• _GIVEN TASK_
Exactly reproduce the entries, dropping any pictures from your copy.

***** RECORD SET *****

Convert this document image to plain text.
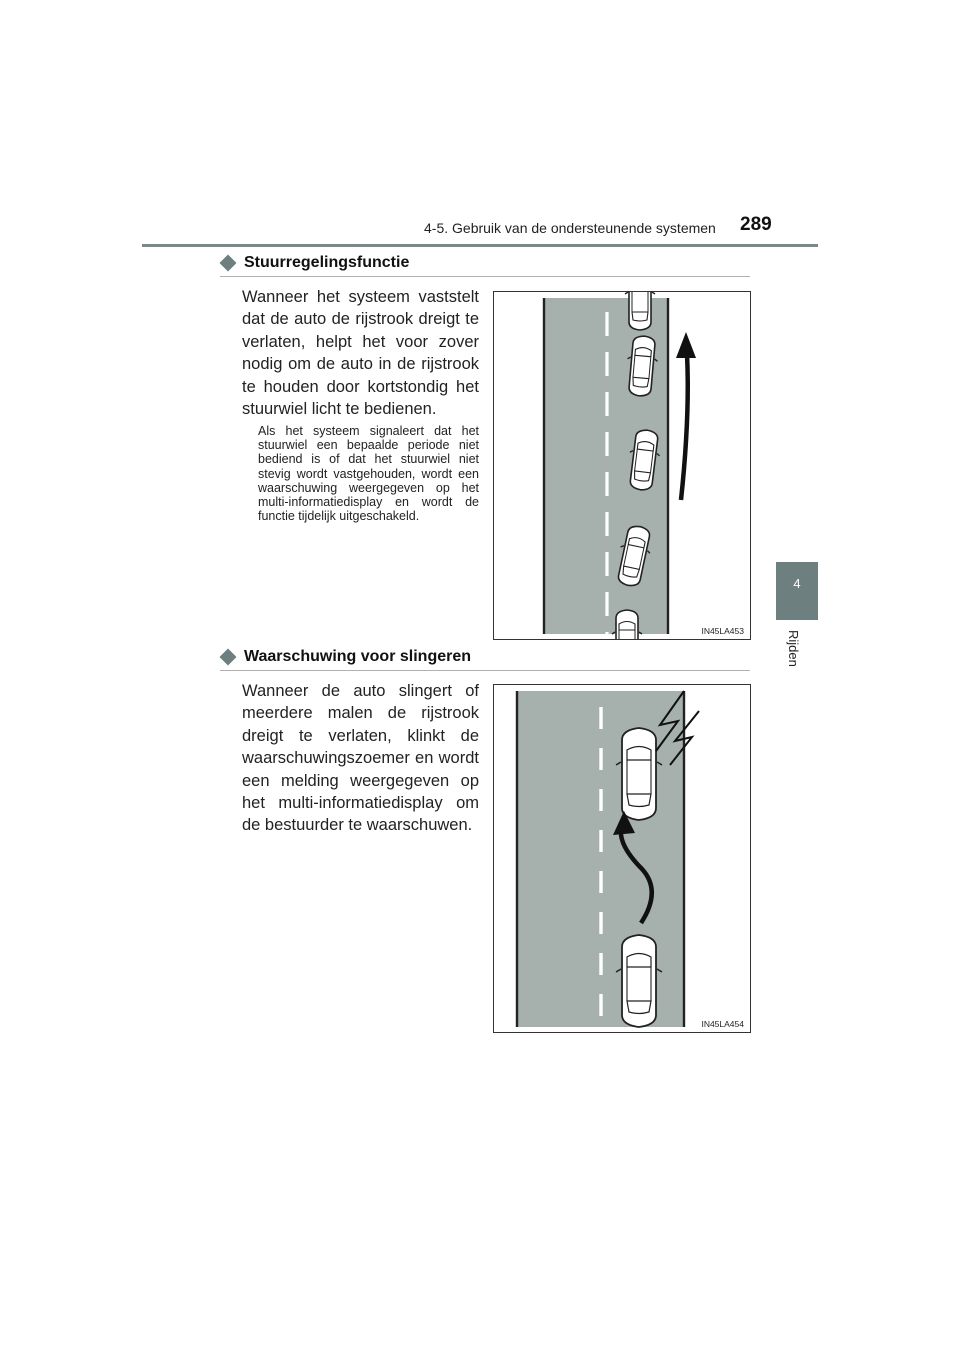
4-5. Gebruik van de ondersteunende systemen 289
4
Rijden
Stuurregelingsfunctie
Wanneer het systeem vaststelt dat de auto de rijstrook dreigt te verlaten, helpt het voor zover nodig om de auto in de rijstrook te houden door kortstondig het stuurwiel licht te bedienen.
Als het systeem signaleert dat het stuurwiel een bepaalde periode niet bediend is of dat het stuurwiel niet stevig wordt vastgehouden, wordt een waarschuwing weergegeven op het multi-informatiedisplay en wordt de functie tijdelijk uitgeschakeld.
IN45LA453
Waarschuwing voor slingeren
Wanneer de auto slingert of meerdere malen de rijstrook dreigt te verlaten, klinkt de waarschuwingszoemer en wordt een melding weergegeven op het multi-informatiedisplay om de bestuurder te waarschuwen.
IN45LA454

*****

• _TASK ANSWER_
Convert this document image to plain text.
4-5. Gebruik van de ondersteunende systemen 289
4
Rijden
Stuurregelingsfunctie
Wanneer het systeem vaststelt dat de auto de rijstrook dreigt te verlaten, helpt het voor zover nodig om de auto in de rijstrook te houden door kortstondig het stuurwiel licht te bedienen.
Als het systeem signaleert dat het stuurwiel een bepaalde periode niet bediend is of dat het stuurwiel niet stevig wordt vastgehouden, wordt een waarschuwing weergegeven op het multi-informatiedisplay en wordt de functie tijdelijk uitgeschakeld.
IN45LA453
Waarschuwing voor slingeren
Wanneer de auto slingert of meerdere malen de rijstrook dreigt te verlaten, klinkt de waarschuwingszoemer en wordt een melding weergegeven op het multi-informatiedisplay om de bestuurder te waarschuwen.
IN45LA454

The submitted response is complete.